- THE TASK:
Locate each line with the string "this" in the listing below and copy it.

- PROVIDED RECORDS:
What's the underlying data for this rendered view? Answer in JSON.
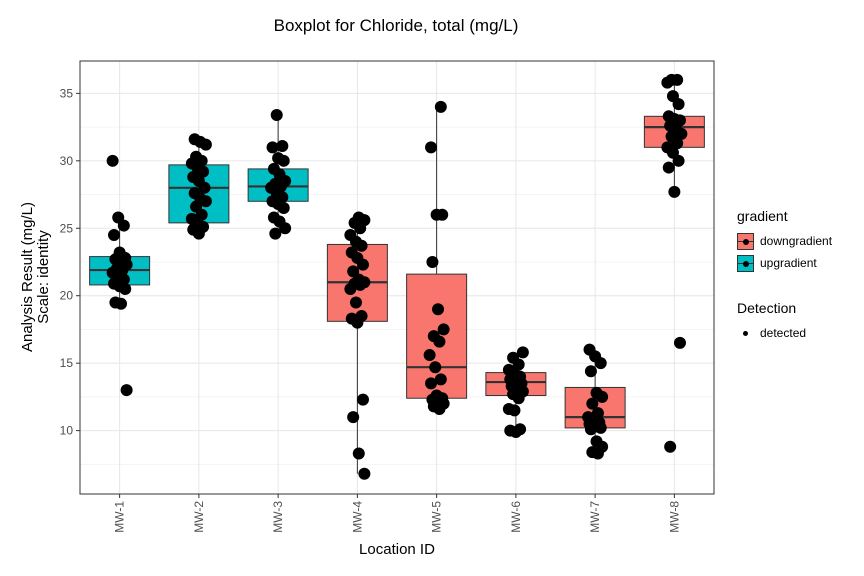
{
  "chart_data": {
    "type": "boxplot",
    "title": "Boxplot for Chloride, total (mg/L)",
    "xlabel": "Location ID",
    "ylabel": [
      "Analysis Result (mg/L)",
      "Scale: identity"
    ],
    "ylim": [
      5.3,
      37.4
    ],
    "yticks": [
      10,
      15,
      20,
      25,
      30,
      35
    ],
    "grid": true,
    "legend": {
      "placement": "right",
      "fill_title": "gradient",
      "fill_items": [
        {
          "label": "downgradient",
          "color": "#F8766D"
        },
        {
          "label": "upgradient",
          "color": "#00BFC4"
        }
      ],
      "shape_title": "Detection",
      "shape_items": [
        {
          "label": "detected"
        }
      ]
    },
    "categories": [
      "MW-1",
      "MW-2",
      "MW-3",
      "MW-4",
      "MW-5",
      "MW-6",
      "MW-7",
      "MW-8"
    ],
    "boxes": [
      {
        "label": "MW-1",
        "gradient": "upgradient",
        "q1": 20.8,
        "median": 21.9,
        "q3": 22.9,
        "lower": 19.4,
        "upper": 25.8,
        "points": [
          30,
          25.8,
          25.2,
          24.5,
          23.2,
          22.8,
          22.7,
          22.6,
          22.3,
          22,
          21.9,
          21.7,
          21.5,
          21.2,
          20.9,
          20.7,
          20.5,
          19.5,
          19.4,
          13
        ]
      },
      {
        "label": "MW-2",
        "gradient": "upgradient",
        "q1": 25.4,
        "median": 28,
        "q3": 29.7,
        "lower": 24.6,
        "upper": 31.6,
        "points": [
          31.6,
          31.4,
          31.2,
          30.3,
          30,
          29.8,
          29.5,
          29.2,
          28.8,
          28.5,
          28,
          27.6,
          27.2,
          27,
          26.6,
          26,
          25.7,
          25.4,
          25.1,
          24.9,
          24.6
        ]
      },
      {
        "label": "MW-3",
        "gradient": "upgradient",
        "q1": 27,
        "median": 28.1,
        "q3": 29.4,
        "lower": 24.5,
        "upper": 33.4,
        "points": [
          33.4,
          31.1,
          31,
          30.2,
          30,
          29.4,
          29,
          28.5,
          28.3,
          28.1,
          28,
          27.6,
          27.3,
          27,
          26.8,
          26.5,
          25.8,
          25.5,
          25,
          24.6
        ]
      },
      {
        "label": "MW-4",
        "gradient": "downgradient",
        "q1": 18.1,
        "median": 21,
        "q3": 23.8,
        "lower": 6.8,
        "upper": 25.8,
        "points": [
          25.8,
          25.6,
          25.4,
          25,
          24.5,
          24,
          23.7,
          23.2,
          22.8,
          22.3,
          21.8,
          21.2,
          21,
          20.9,
          20.8,
          20.5,
          19.5,
          18.5,
          18.3,
          18,
          12.3,
          11,
          8.3,
          6.8
        ]
      },
      {
        "label": "MW-5",
        "gradient": "downgradient",
        "q1": 12.4,
        "median": 14.7,
        "q3": 21.6,
        "lower": 11.6,
        "upper": 34,
        "points": [
          34,
          31,
          26,
          26,
          22.5,
          19,
          17.5,
          17,
          16.6,
          15.6,
          14.7,
          13.8,
          13.5,
          12.6,
          12.4,
          12.3,
          12.2,
          12,
          11.8,
          11.6
        ]
      },
      {
        "label": "MW-6",
        "gradient": "downgradient",
        "q1": 12.6,
        "median": 13.6,
        "q3": 14.3,
        "lower": 10,
        "upper": 15.8,
        "points": [
          15.8,
          15.4,
          14.9,
          14.5,
          14.2,
          14,
          13.8,
          13.6,
          13.5,
          13.3,
          13.1,
          12.9,
          12.7,
          12.4,
          11.6,
          11.5,
          10.1,
          10,
          9.9
        ]
      },
      {
        "label": "MW-7",
        "gradient": "downgradient",
        "q1": 10.2,
        "median": 11,
        "q3": 13.2,
        "lower": 8.3,
        "upper": 16,
        "points": [
          16,
          15.5,
          15,
          14.4,
          12.8,
          12.5,
          12,
          11.3,
          11,
          10.8,
          10.6,
          10.5,
          10.3,
          10.2,
          10.1,
          9.2,
          8.8,
          8.4,
          8.3
        ]
      },
      {
        "label": "MW-8",
        "gradient": "downgradient",
        "q1": 31,
        "median": 32.5,
        "q3": 33.3,
        "lower": 27.7,
        "upper": 36,
        "points": [
          36,
          36,
          35.8,
          34.8,
          34.2,
          33.3,
          33.1,
          33,
          32.6,
          32.4,
          32,
          31.8,
          31.3,
          31,
          30.6,
          30,
          29.5,
          27.7,
          16.5,
          8.8
        ]
      }
    ]
  }
}
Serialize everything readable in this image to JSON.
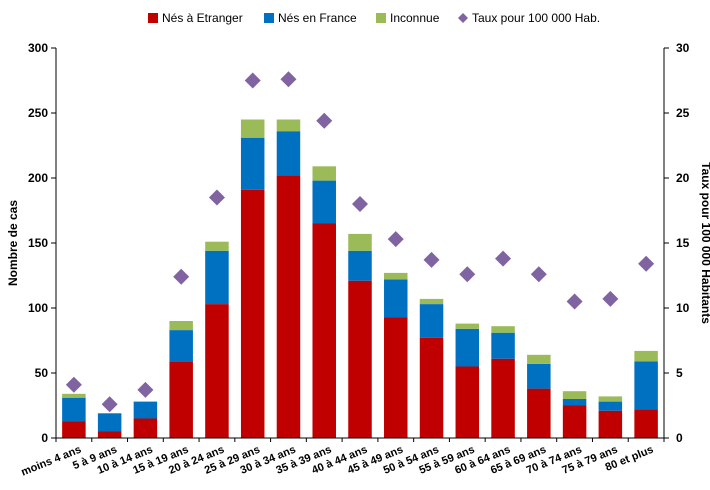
{
  "chart_data": {
    "type": "bar",
    "stacked": true,
    "categories": [
      "moins 4 ans",
      "5 à 9 ans",
      "10 à 14 ans",
      "15 à 19 ans",
      "20 à 24 ans",
      "25 à 29 ans",
      "30 à 34 ans",
      "35 à 39 ans",
      "40 à 44 ans",
      "45 à 49 ans",
      "50 à 54 ans",
      "55 à 59 ans",
      "60 à 64 ans",
      "65 à 69 ans",
      "70 à 74 ans",
      "75 à 79 ans",
      "80 et plus"
    ],
    "series": [
      {
        "name": "Nés à Etranger",
        "color": "#c00000",
        "values": [
          13,
          5,
          15,
          59,
          103,
          191,
          202,
          165,
          121,
          93,
          77,
          55,
          61,
          38,
          25,
          21,
          22
        ]
      },
      {
        "name": "Nés en France",
        "color": "#0070c0",
        "values": [
          18,
          14,
          13,
          24,
          41,
          40,
          34,
          33,
          23,
          29,
          26,
          29,
          20,
          19,
          5,
          7,
          37
        ]
      },
      {
        "name": "Inconnue",
        "color": "#9bbb59",
        "values": [
          3,
          0,
          0,
          7,
          7,
          14,
          9,
          11,
          13,
          5,
          4,
          4,
          5,
          7,
          6,
          4,
          8
        ]
      }
    ],
    "rate_series": {
      "name": "Taux pour 100 000 Hab.",
      "color": "#8064a2",
      "axis": "right",
      "values": [
        4.1,
        2.6,
        3.7,
        12.4,
        18.5,
        27.5,
        27.6,
        24.4,
        18.0,
        15.3,
        13.7,
        12.6,
        13.8,
        12.6,
        10.5,
        10.7,
        13.4
      ]
    },
    "ylabel": "Nombre de cas",
    "y2label": "Taux pour 100 000 Habitants",
    "ylim": [
      0,
      300
    ],
    "y2lim": [
      0,
      30
    ],
    "yticks": [
      "0",
      "50",
      "100",
      "150",
      "200",
      "250",
      "300"
    ],
    "y2ticks": [
      "0",
      "5",
      "10",
      "15",
      "20",
      "25",
      "30"
    ],
    "legend_position": "top",
    "grid": false
  }
}
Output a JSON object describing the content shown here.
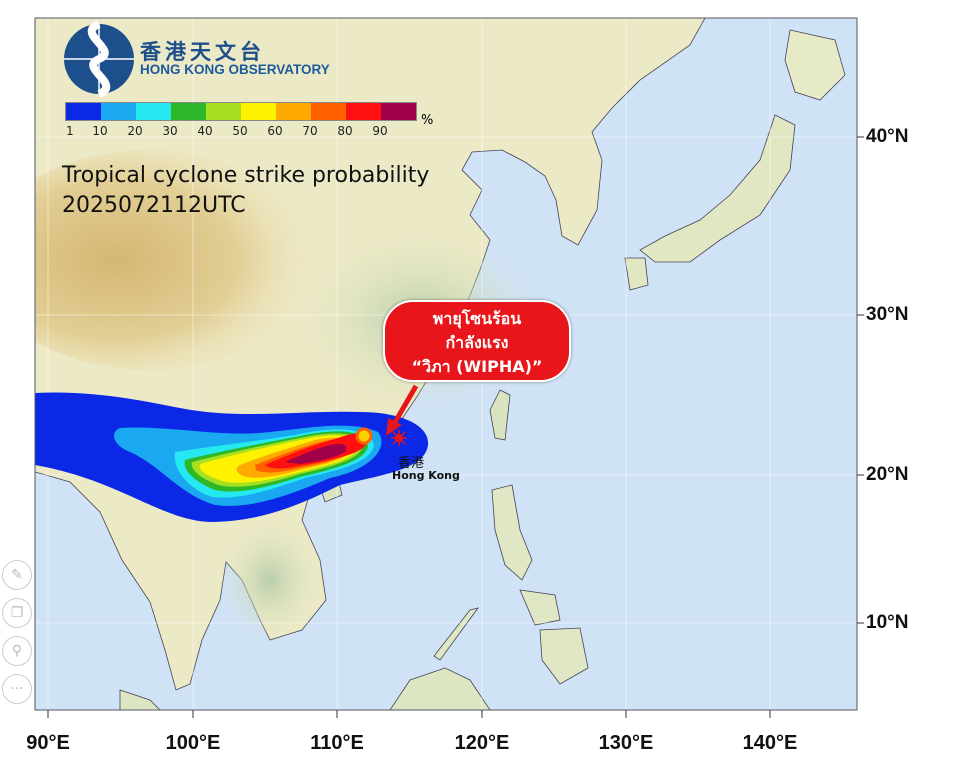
{
  "logo": {
    "zh": "香港天文台",
    "en": "HONG KONG OBSERVATORY"
  },
  "legend": {
    "unit": "%",
    "labels": [
      "1",
      "10",
      "20",
      "30",
      "40",
      "50",
      "60",
      "70",
      "80",
      "90"
    ],
    "colors": [
      "#0a28e6",
      "#1aa8f0",
      "#25e8f0",
      "#2db82a",
      "#a6e020",
      "#fff200",
      "#ffaa00",
      "#ff6000",
      "#ff1010",
      "#a0004a"
    ]
  },
  "title": "Tropical cyclone strike probability",
  "datetime": "2025072112UTC",
  "callout": {
    "lines": [
      "พายุโซนร้อน",
      "กำลังแรง",
      "“วิภา (WIPHA)”"
    ],
    "color": "#e8151b"
  },
  "location": {
    "zh": "香港",
    "en": "Hong Kong"
  },
  "axes": {
    "lat_ticks": [
      "40°N",
      "30°N",
      "20°N",
      "10°N"
    ],
    "lon_ticks": [
      "90°E",
      "100°E",
      "110°E",
      "120°E",
      "130°E",
      "140°E"
    ]
  },
  "toolbar": [
    "pencil-icon",
    "copy-icon",
    "search-icon",
    "more-icon"
  ],
  "toolbar_glyphs": [
    "✎",
    "❐",
    "⚲",
    "···"
  ]
}
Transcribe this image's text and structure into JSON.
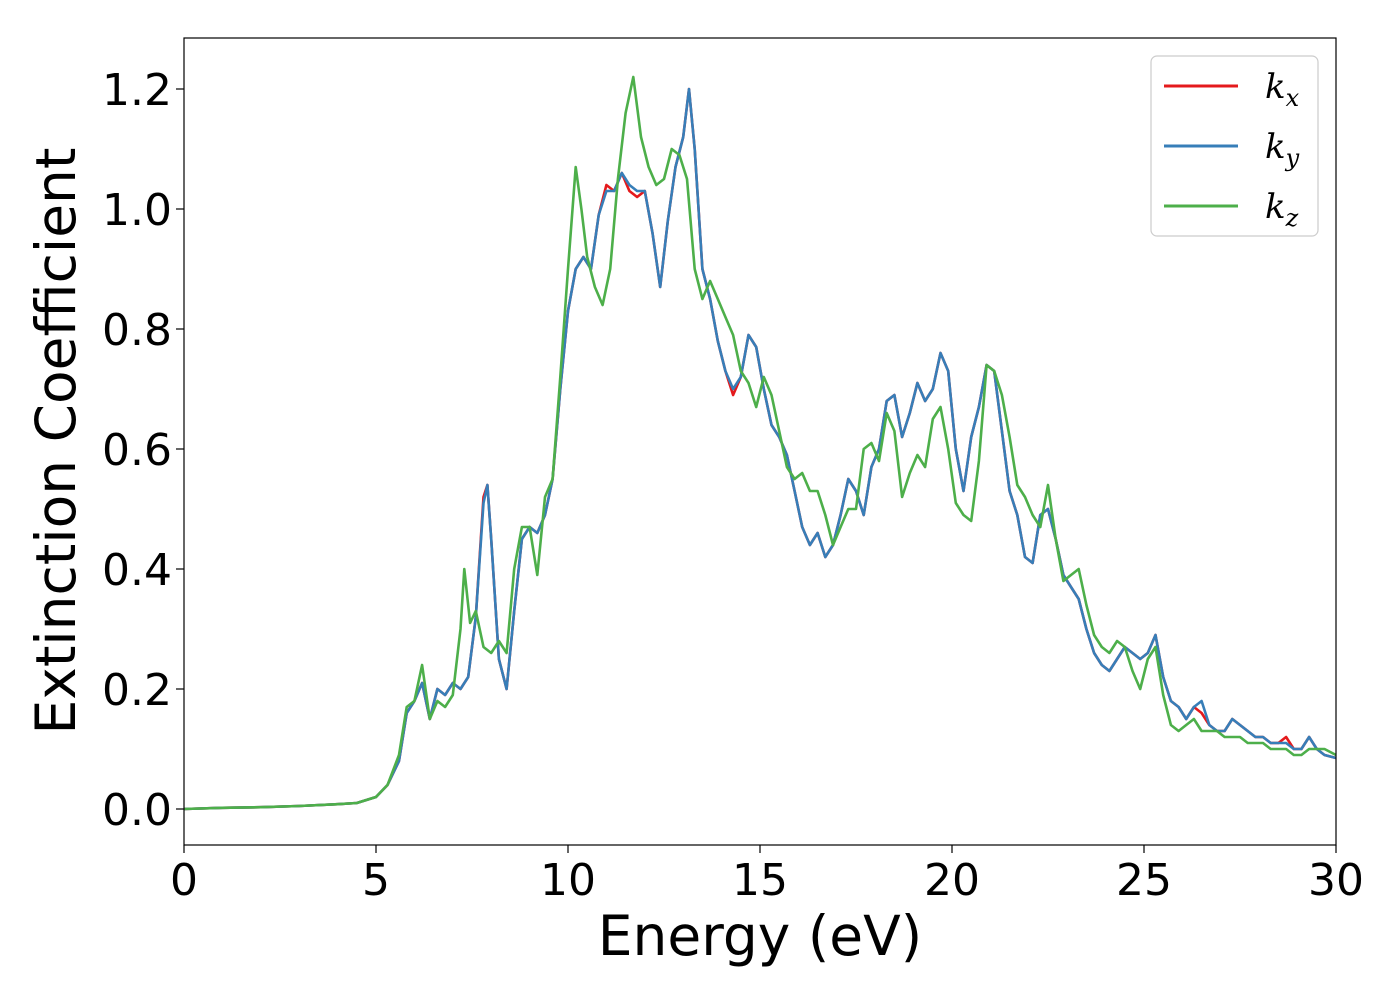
{
  "chart_data": {
    "type": "line",
    "xlabel": "Energy (eV)",
    "ylabel": "Extinction Coefficient",
    "xlim": [
      0,
      30
    ],
    "ylim": [
      -0.06,
      1.285
    ],
    "xticks": [
      "0",
      "5",
      "10",
      "15",
      "20",
      "25",
      "30"
    ],
    "yticks": [
      "0.0",
      "0.2",
      "0.4",
      "0.6",
      "0.8",
      "1.0",
      "1.2"
    ],
    "grid": false,
    "legend_position": "top-right",
    "series": [
      {
        "name": "k",
        "subscript": "x",
        "color": "#e41a1c",
        "x": [
          0,
          1,
          2,
          3,
          4,
          4.5,
          5,
          5.3,
          5.6,
          5.8,
          6.0,
          6.2,
          6.4,
          6.6,
          6.8,
          7.0,
          7.2,
          7.4,
          7.6,
          7.8,
          7.9,
          8.0,
          8.2,
          8.4,
          8.6,
          8.8,
          9.0,
          9.2,
          9.4,
          9.6,
          9.8,
          10.0,
          10.2,
          10.4,
          10.6,
          10.8,
          11.0,
          11.2,
          11.4,
          11.6,
          11.8,
          12.0,
          12.2,
          12.4,
          12.6,
          12.8,
          13.0,
          13.15,
          13.3,
          13.5,
          13.7,
          13.9,
          14.1,
          14.3,
          14.5,
          14.7,
          14.9,
          15.1,
          15.3,
          15.5,
          15.7,
          15.9,
          16.1,
          16.3,
          16.5,
          16.7,
          16.9,
          17.1,
          17.3,
          17.5,
          17.7,
          17.9,
          18.1,
          18.3,
          18.5,
          18.7,
          18.9,
          19.1,
          19.3,
          19.5,
          19.7,
          19.9,
          20.1,
          20.3,
          20.5,
          20.7,
          20.9,
          21.1,
          21.3,
          21.5,
          21.7,
          21.9,
          22.1,
          22.3,
          22.5,
          22.7,
          22.9,
          23.1,
          23.3,
          23.5,
          23.7,
          23.9,
          24.1,
          24.3,
          24.5,
          24.7,
          24.9,
          25.1,
          25.3,
          25.5,
          25.7,
          25.9,
          26.1,
          26.3,
          26.5,
          26.7,
          26.9,
          27.1,
          27.3,
          27.5,
          27.7,
          27.9,
          28.1,
          28.3,
          28.5,
          28.7,
          28.9,
          29.1,
          29.3,
          29.5,
          29.7,
          30
        ],
        "y": [
          0,
          0.002,
          0.003,
          0.005,
          0.008,
          0.01,
          0.02,
          0.04,
          0.08,
          0.16,
          0.18,
          0.21,
          0.15,
          0.2,
          0.19,
          0.21,
          0.2,
          0.22,
          0.32,
          0.52,
          0.54,
          0.45,
          0.25,
          0.2,
          0.33,
          0.45,
          0.47,
          0.46,
          0.49,
          0.55,
          0.7,
          0.83,
          0.9,
          0.92,
          0.9,
          0.99,
          1.04,
          1.03,
          1.06,
          1.03,
          1.02,
          1.03,
          0.96,
          0.87,
          0.98,
          1.07,
          1.12,
          1.2,
          1.1,
          0.9,
          0.85,
          0.78,
          0.73,
          0.69,
          0.72,
          0.79,
          0.77,
          0.7,
          0.64,
          0.62,
          0.59,
          0.53,
          0.47,
          0.44,
          0.46,
          0.42,
          0.44,
          0.49,
          0.55,
          0.53,
          0.49,
          0.57,
          0.6,
          0.68,
          0.69,
          0.62,
          0.66,
          0.71,
          0.68,
          0.7,
          0.76,
          0.73,
          0.6,
          0.53,
          0.62,
          0.67,
          0.74,
          0.73,
          0.63,
          0.53,
          0.49,
          0.42,
          0.41,
          0.49,
          0.5,
          0.45,
          0.39,
          0.37,
          0.35,
          0.3,
          0.26,
          0.24,
          0.23,
          0.25,
          0.27,
          0.26,
          0.25,
          0.26,
          0.29,
          0.22,
          0.18,
          0.17,
          0.15,
          0.17,
          0.16,
          0.14,
          0.13,
          0.13,
          0.15,
          0.14,
          0.13,
          0.12,
          0.12,
          0.11,
          0.11,
          0.12,
          0.1,
          0.1,
          0.12,
          0.1,
          0.09,
          0.085
        ]
      },
      {
        "name": "k",
        "subscript": "y",
        "color": "#377eb8",
        "x": [
          0,
          1,
          2,
          3,
          4,
          4.5,
          5,
          5.3,
          5.6,
          5.8,
          6.0,
          6.2,
          6.4,
          6.6,
          6.8,
          7.0,
          7.2,
          7.4,
          7.6,
          7.8,
          7.9,
          8.0,
          8.2,
          8.4,
          8.6,
          8.8,
          9.0,
          9.2,
          9.4,
          9.6,
          9.8,
          10.0,
          10.2,
          10.4,
          10.6,
          10.8,
          11.0,
          11.2,
          11.4,
          11.6,
          11.8,
          12.0,
          12.2,
          12.4,
          12.6,
          12.8,
          13.0,
          13.15,
          13.3,
          13.5,
          13.7,
          13.9,
          14.1,
          14.3,
          14.5,
          14.7,
          14.9,
          15.1,
          15.3,
          15.5,
          15.7,
          15.9,
          16.1,
          16.3,
          16.5,
          16.7,
          16.9,
          17.1,
          17.3,
          17.5,
          17.7,
          17.9,
          18.1,
          18.3,
          18.5,
          18.7,
          18.9,
          19.1,
          19.3,
          19.5,
          19.7,
          19.9,
          20.1,
          20.3,
          20.5,
          20.7,
          20.9,
          21.1,
          21.3,
          21.5,
          21.7,
          21.9,
          22.1,
          22.3,
          22.5,
          22.7,
          22.9,
          23.1,
          23.3,
          23.5,
          23.7,
          23.9,
          24.1,
          24.3,
          24.5,
          24.7,
          24.9,
          25.1,
          25.3,
          25.5,
          25.7,
          25.9,
          26.1,
          26.3,
          26.5,
          26.7,
          26.9,
          27.1,
          27.3,
          27.5,
          27.7,
          27.9,
          28.1,
          28.3,
          28.5,
          28.7,
          28.9,
          29.1,
          29.3,
          29.5,
          29.7,
          30
        ],
        "y": [
          0,
          0.002,
          0.003,
          0.005,
          0.008,
          0.01,
          0.02,
          0.04,
          0.08,
          0.16,
          0.18,
          0.21,
          0.15,
          0.2,
          0.19,
          0.21,
          0.2,
          0.22,
          0.32,
          0.51,
          0.54,
          0.45,
          0.25,
          0.2,
          0.33,
          0.45,
          0.47,
          0.46,
          0.49,
          0.55,
          0.7,
          0.83,
          0.9,
          0.92,
          0.9,
          0.99,
          1.03,
          1.03,
          1.06,
          1.04,
          1.03,
          1.03,
          0.96,
          0.87,
          0.98,
          1.07,
          1.12,
          1.2,
          1.1,
          0.9,
          0.85,
          0.78,
          0.73,
          0.7,
          0.72,
          0.79,
          0.77,
          0.7,
          0.64,
          0.62,
          0.59,
          0.53,
          0.47,
          0.44,
          0.46,
          0.42,
          0.44,
          0.49,
          0.55,
          0.53,
          0.49,
          0.57,
          0.6,
          0.68,
          0.69,
          0.62,
          0.66,
          0.71,
          0.68,
          0.7,
          0.76,
          0.73,
          0.6,
          0.53,
          0.62,
          0.67,
          0.74,
          0.73,
          0.63,
          0.53,
          0.49,
          0.42,
          0.41,
          0.49,
          0.5,
          0.45,
          0.39,
          0.37,
          0.35,
          0.3,
          0.26,
          0.24,
          0.23,
          0.25,
          0.27,
          0.26,
          0.25,
          0.26,
          0.29,
          0.22,
          0.18,
          0.17,
          0.15,
          0.17,
          0.18,
          0.14,
          0.13,
          0.13,
          0.15,
          0.14,
          0.13,
          0.12,
          0.12,
          0.11,
          0.11,
          0.11,
          0.1,
          0.1,
          0.12,
          0.1,
          0.09,
          0.085
        ]
      },
      {
        "name": "k",
        "subscript": "z",
        "color": "#4daf4a",
        "x": [
          0,
          1,
          2,
          3,
          4,
          4.5,
          5,
          5.3,
          5.6,
          5.8,
          6.0,
          6.2,
          6.4,
          6.6,
          6.8,
          7.0,
          7.2,
          7.3,
          7.45,
          7.6,
          7.8,
          8.0,
          8.2,
          8.4,
          8.6,
          8.8,
          9.0,
          9.2,
          9.4,
          9.6,
          9.8,
          10.0,
          10.2,
          10.35,
          10.5,
          10.7,
          10.9,
          11.1,
          11.3,
          11.5,
          11.7,
          11.9,
          12.1,
          12.3,
          12.5,
          12.7,
          12.9,
          13.1,
          13.3,
          13.5,
          13.7,
          13.9,
          14.1,
          14.3,
          14.5,
          14.7,
          14.9,
          15.1,
          15.3,
          15.5,
          15.7,
          15.9,
          16.1,
          16.3,
          16.5,
          16.7,
          16.9,
          17.1,
          17.3,
          17.5,
          17.7,
          17.9,
          18.1,
          18.3,
          18.5,
          18.7,
          18.9,
          19.1,
          19.3,
          19.5,
          19.7,
          19.9,
          20.1,
          20.3,
          20.5,
          20.7,
          20.9,
          21.1,
          21.3,
          21.5,
          21.7,
          21.9,
          22.1,
          22.3,
          22.5,
          22.7,
          22.9,
          23.1,
          23.3,
          23.5,
          23.7,
          23.9,
          24.1,
          24.3,
          24.5,
          24.7,
          24.9,
          25.1,
          25.3,
          25.5,
          25.7,
          25.9,
          26.1,
          26.3,
          26.5,
          26.7,
          26.9,
          27.1,
          27.3,
          27.5,
          27.7,
          27.9,
          28.1,
          28.3,
          28.5,
          28.7,
          28.9,
          29.1,
          29.3,
          29.5,
          29.7,
          30
        ],
        "y": [
          0,
          0.002,
          0.003,
          0.005,
          0.008,
          0.01,
          0.02,
          0.04,
          0.09,
          0.17,
          0.18,
          0.24,
          0.15,
          0.18,
          0.17,
          0.19,
          0.3,
          0.4,
          0.31,
          0.33,
          0.27,
          0.26,
          0.28,
          0.26,
          0.4,
          0.47,
          0.47,
          0.39,
          0.52,
          0.55,
          0.72,
          0.9,
          1.07,
          1.0,
          0.92,
          0.87,
          0.84,
          0.9,
          1.05,
          1.16,
          1.22,
          1.12,
          1.07,
          1.04,
          1.05,
          1.1,
          1.09,
          1.05,
          0.9,
          0.85,
          0.88,
          0.85,
          0.82,
          0.79,
          0.73,
          0.71,
          0.67,
          0.72,
          0.69,
          0.63,
          0.57,
          0.55,
          0.56,
          0.53,
          0.53,
          0.49,
          0.44,
          0.47,
          0.5,
          0.5,
          0.6,
          0.61,
          0.58,
          0.66,
          0.63,
          0.52,
          0.56,
          0.59,
          0.57,
          0.65,
          0.67,
          0.6,
          0.51,
          0.49,
          0.48,
          0.58,
          0.74,
          0.73,
          0.69,
          0.62,
          0.54,
          0.52,
          0.49,
          0.47,
          0.54,
          0.45,
          0.38,
          0.39,
          0.4,
          0.34,
          0.29,
          0.27,
          0.26,
          0.28,
          0.27,
          0.23,
          0.2,
          0.25,
          0.27,
          0.19,
          0.14,
          0.13,
          0.14,
          0.15,
          0.13,
          0.13,
          0.13,
          0.12,
          0.12,
          0.12,
          0.11,
          0.11,
          0.11,
          0.1,
          0.1,
          0.1,
          0.09,
          0.09,
          0.1,
          0.1,
          0.1,
          0.09
        ]
      }
    ]
  }
}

- WRITTEN ANSWER:
What's the underlying data for this rendered view? Answer in JSON.
Serialize everything readable in this image to JSON.
Transcribe this image's text and structure into JSON.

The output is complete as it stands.